**INSTRUCTION:** Answer with a single number: the count of lines that include the string "China".

**SUPPLIED MATERIAL:**
** begin **
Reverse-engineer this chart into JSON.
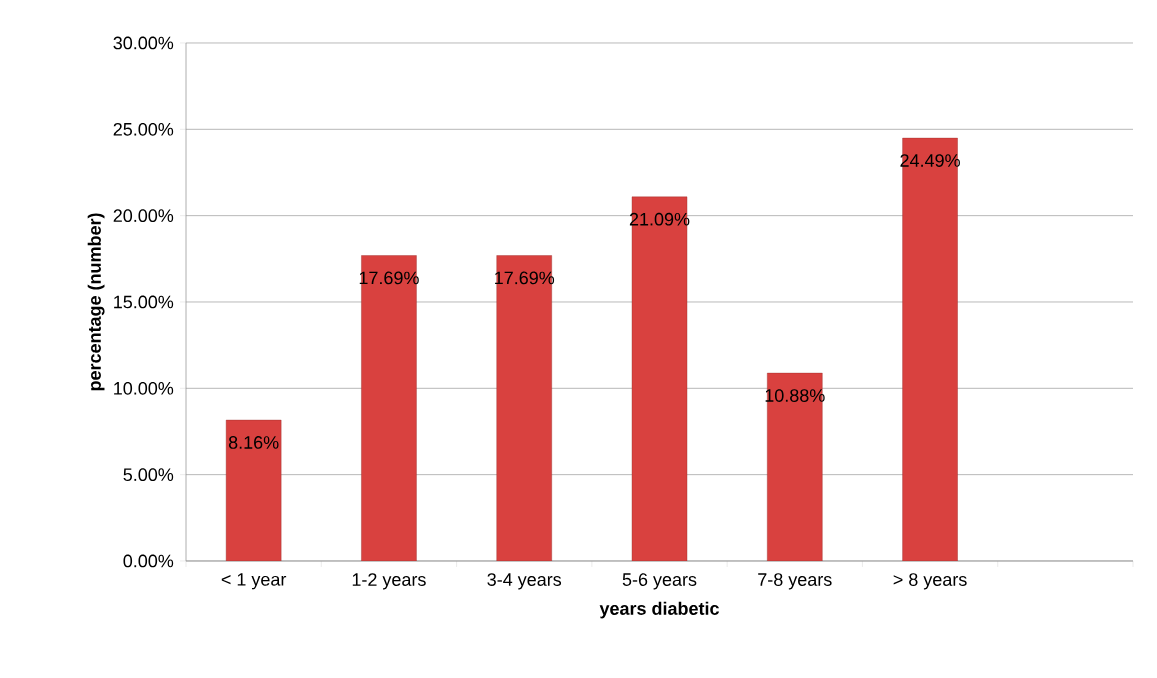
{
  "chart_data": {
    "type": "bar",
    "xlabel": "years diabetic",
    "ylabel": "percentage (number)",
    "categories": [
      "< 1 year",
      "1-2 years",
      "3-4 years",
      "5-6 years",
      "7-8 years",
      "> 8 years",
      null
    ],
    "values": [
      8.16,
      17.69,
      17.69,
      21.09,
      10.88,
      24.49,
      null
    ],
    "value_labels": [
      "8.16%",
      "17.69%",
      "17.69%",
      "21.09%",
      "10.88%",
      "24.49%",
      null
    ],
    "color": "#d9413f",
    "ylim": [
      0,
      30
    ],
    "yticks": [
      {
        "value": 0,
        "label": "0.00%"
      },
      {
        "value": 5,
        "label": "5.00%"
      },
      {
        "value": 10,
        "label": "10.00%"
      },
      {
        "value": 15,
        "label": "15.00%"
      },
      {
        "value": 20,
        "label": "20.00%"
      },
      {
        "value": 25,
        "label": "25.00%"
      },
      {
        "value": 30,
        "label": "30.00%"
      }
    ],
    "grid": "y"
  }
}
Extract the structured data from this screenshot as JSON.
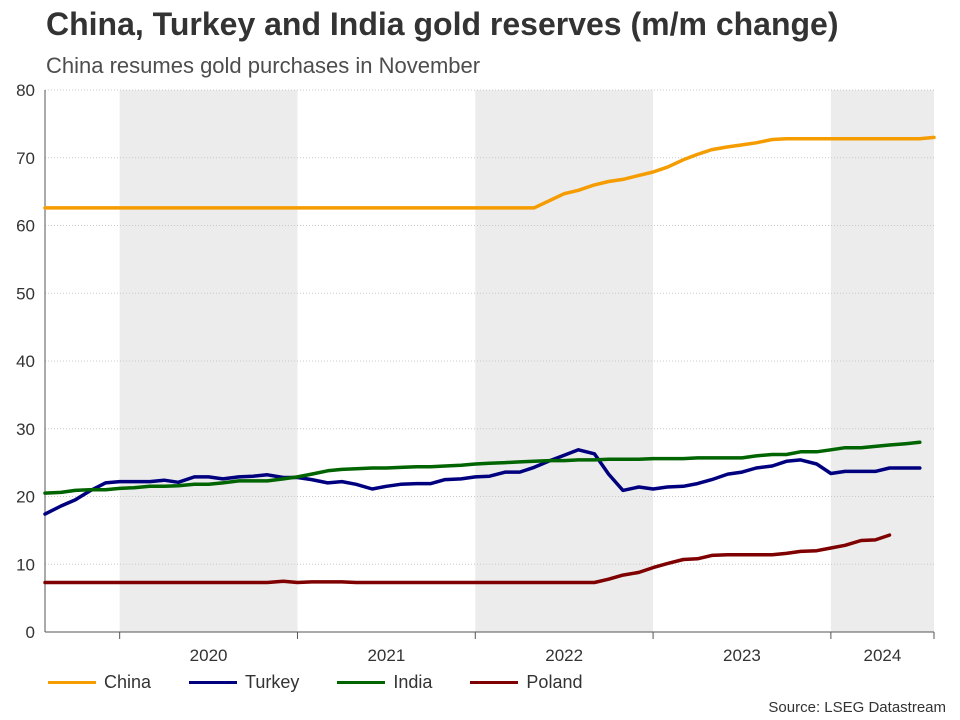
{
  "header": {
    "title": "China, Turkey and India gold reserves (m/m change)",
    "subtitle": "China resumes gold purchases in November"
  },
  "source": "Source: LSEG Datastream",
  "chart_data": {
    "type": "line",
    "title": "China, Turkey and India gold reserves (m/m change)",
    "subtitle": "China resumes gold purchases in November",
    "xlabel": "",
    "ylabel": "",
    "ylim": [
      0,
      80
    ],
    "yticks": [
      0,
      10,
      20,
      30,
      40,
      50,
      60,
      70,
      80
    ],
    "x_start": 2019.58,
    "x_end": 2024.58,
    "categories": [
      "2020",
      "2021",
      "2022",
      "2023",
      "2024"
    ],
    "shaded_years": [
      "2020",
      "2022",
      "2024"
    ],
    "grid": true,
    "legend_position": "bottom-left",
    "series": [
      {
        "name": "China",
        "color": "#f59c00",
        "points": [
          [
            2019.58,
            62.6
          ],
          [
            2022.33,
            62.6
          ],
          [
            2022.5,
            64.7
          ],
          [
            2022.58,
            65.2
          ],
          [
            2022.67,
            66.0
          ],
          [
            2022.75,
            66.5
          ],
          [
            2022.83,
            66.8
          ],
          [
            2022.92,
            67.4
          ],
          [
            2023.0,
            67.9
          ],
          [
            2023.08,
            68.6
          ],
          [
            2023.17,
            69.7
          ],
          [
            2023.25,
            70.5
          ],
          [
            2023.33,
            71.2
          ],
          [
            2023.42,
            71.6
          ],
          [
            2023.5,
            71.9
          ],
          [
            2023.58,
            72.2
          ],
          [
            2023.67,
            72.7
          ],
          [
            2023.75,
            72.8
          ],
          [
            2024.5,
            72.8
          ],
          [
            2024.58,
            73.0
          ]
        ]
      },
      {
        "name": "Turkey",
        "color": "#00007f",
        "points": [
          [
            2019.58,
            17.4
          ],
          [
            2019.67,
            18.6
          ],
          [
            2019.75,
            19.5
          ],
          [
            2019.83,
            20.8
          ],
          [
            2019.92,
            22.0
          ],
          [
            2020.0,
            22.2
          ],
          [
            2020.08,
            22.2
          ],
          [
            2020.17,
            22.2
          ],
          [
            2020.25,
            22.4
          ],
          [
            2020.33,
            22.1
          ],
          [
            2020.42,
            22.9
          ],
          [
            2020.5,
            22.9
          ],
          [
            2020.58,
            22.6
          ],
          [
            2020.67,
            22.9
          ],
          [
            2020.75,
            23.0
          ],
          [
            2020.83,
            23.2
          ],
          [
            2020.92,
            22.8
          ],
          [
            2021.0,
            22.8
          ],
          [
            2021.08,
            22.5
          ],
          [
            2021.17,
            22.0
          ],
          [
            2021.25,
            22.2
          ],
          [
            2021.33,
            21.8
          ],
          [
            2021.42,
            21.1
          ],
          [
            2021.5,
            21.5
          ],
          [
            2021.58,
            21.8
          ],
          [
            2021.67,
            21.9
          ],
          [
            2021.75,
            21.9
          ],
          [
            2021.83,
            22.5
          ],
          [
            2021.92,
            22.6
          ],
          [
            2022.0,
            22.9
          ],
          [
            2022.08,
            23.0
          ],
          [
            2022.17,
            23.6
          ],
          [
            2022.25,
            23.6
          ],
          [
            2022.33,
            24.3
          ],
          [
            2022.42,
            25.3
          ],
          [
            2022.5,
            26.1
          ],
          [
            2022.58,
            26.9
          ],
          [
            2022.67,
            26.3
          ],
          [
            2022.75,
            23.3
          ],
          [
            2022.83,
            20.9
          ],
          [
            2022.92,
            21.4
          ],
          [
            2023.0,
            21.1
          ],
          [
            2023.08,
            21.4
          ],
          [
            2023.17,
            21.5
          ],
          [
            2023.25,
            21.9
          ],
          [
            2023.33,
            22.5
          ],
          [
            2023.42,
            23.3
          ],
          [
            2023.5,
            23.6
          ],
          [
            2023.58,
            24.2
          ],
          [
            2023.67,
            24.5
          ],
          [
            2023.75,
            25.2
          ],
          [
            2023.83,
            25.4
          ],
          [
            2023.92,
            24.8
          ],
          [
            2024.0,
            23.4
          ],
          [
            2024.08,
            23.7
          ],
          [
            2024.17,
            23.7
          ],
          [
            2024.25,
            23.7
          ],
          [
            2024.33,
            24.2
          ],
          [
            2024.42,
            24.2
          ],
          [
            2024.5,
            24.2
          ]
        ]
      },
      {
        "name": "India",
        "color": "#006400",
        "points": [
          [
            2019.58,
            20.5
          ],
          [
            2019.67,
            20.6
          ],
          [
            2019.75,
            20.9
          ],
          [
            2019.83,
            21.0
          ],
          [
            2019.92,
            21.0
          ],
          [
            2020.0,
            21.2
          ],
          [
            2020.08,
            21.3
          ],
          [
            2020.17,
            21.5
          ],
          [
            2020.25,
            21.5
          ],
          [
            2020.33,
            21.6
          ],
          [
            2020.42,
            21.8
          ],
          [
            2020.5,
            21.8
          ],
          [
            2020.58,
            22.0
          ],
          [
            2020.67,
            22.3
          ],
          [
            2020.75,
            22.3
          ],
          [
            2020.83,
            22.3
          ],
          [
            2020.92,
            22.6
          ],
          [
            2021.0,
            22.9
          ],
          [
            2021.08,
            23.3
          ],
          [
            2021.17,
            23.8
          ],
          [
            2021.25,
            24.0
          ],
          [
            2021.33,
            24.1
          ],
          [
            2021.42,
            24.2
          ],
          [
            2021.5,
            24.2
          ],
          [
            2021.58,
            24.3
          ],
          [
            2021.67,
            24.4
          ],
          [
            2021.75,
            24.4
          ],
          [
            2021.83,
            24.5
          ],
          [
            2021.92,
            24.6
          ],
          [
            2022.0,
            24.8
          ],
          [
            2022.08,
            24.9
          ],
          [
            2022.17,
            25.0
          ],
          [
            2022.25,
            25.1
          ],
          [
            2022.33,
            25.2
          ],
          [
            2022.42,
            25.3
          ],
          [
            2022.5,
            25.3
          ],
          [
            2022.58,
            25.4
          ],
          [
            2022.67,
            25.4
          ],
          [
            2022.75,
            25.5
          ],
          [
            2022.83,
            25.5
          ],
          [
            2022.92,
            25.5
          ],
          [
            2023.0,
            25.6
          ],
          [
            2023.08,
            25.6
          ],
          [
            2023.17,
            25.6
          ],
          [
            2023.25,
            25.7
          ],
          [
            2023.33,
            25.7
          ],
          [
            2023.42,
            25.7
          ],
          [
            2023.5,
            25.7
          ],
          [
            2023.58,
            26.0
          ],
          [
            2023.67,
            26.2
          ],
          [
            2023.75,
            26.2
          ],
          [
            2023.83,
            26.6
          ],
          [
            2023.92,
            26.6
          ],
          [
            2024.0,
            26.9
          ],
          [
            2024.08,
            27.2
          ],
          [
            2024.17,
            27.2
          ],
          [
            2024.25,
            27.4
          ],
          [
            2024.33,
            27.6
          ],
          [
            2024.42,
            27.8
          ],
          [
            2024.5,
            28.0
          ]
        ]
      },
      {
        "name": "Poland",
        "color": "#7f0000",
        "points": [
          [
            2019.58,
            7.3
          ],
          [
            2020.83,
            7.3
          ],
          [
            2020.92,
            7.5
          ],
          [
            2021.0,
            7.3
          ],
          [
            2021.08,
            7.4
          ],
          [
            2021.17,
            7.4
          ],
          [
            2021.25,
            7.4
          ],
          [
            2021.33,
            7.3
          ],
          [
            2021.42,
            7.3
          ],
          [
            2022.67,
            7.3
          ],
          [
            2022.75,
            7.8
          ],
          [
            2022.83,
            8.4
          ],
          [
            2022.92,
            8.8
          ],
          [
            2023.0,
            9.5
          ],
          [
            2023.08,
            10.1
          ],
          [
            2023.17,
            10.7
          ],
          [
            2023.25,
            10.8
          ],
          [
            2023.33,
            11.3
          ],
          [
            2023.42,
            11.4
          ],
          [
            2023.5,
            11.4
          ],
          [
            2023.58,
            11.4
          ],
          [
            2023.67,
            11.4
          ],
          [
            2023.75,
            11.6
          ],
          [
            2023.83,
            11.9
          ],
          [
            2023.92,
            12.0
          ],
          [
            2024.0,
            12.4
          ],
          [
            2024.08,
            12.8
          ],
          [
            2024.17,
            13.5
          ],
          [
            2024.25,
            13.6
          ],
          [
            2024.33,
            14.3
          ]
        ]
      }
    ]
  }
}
** end **
**THE SOLUTION:** 5